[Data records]
## begin
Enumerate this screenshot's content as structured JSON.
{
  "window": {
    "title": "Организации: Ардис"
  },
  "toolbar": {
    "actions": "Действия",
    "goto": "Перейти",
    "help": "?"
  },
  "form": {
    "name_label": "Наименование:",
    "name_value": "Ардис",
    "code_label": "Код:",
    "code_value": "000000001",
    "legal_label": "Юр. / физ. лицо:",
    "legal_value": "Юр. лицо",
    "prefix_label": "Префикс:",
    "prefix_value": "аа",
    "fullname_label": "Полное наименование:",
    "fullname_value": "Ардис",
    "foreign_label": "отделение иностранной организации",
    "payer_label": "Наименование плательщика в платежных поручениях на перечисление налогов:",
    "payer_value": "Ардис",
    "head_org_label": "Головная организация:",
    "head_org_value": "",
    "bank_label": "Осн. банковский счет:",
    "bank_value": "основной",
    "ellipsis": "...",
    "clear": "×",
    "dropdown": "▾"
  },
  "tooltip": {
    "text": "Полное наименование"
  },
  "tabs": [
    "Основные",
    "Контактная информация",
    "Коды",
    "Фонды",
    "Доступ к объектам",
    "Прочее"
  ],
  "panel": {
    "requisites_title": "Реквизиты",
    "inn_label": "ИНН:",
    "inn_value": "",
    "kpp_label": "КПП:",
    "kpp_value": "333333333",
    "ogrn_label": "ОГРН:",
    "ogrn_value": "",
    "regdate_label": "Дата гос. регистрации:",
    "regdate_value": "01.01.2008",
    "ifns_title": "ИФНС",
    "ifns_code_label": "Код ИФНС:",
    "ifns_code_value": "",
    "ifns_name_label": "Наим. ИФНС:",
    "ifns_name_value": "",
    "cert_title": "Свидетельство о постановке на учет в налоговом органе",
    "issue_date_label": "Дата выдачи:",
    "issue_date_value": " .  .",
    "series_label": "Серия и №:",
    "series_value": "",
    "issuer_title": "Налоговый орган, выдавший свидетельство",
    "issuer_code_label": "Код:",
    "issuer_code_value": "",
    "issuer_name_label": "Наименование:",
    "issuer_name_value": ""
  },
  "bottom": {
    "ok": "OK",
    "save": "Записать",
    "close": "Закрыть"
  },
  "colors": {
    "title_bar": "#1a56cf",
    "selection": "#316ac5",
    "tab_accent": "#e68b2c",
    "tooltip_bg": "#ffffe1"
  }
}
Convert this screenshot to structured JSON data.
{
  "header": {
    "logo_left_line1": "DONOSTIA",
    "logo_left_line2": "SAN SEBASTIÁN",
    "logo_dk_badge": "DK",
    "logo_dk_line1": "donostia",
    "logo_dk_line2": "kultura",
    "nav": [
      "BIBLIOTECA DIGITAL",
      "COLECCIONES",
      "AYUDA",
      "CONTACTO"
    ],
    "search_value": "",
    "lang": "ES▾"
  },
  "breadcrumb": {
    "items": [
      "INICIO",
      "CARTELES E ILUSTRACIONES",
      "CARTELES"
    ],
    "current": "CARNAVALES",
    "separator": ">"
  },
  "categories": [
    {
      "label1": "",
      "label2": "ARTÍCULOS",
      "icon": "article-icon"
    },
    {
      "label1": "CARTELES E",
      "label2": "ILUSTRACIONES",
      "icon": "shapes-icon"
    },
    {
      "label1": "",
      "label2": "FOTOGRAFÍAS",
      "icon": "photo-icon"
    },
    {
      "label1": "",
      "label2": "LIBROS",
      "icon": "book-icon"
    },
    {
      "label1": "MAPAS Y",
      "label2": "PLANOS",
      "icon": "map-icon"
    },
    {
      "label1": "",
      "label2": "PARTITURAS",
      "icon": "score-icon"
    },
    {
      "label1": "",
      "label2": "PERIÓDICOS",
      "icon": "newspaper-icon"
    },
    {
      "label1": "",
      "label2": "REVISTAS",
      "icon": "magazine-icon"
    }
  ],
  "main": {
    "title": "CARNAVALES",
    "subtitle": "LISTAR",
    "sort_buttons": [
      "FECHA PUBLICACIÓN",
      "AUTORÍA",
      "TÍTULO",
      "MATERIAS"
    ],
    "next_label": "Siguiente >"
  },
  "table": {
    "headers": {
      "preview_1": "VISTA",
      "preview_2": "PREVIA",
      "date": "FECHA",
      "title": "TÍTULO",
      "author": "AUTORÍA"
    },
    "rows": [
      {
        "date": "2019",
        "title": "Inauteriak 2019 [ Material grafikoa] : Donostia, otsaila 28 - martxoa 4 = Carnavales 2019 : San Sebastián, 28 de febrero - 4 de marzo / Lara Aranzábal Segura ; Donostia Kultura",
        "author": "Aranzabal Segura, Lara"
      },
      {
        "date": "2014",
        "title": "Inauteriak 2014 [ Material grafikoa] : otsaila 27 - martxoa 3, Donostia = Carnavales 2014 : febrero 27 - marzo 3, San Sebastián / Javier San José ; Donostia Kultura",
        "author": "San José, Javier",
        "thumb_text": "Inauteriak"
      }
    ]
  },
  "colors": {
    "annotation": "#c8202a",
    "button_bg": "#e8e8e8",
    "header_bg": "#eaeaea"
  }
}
## end
**SHORT EXERCISE:** For each line of the entries that includes "ILUSTRACIONES", show that line.

**TASK RESULT:**
      "CARTELES E ILUSTRACIONES",
      "label2": "ILUSTRACIONES",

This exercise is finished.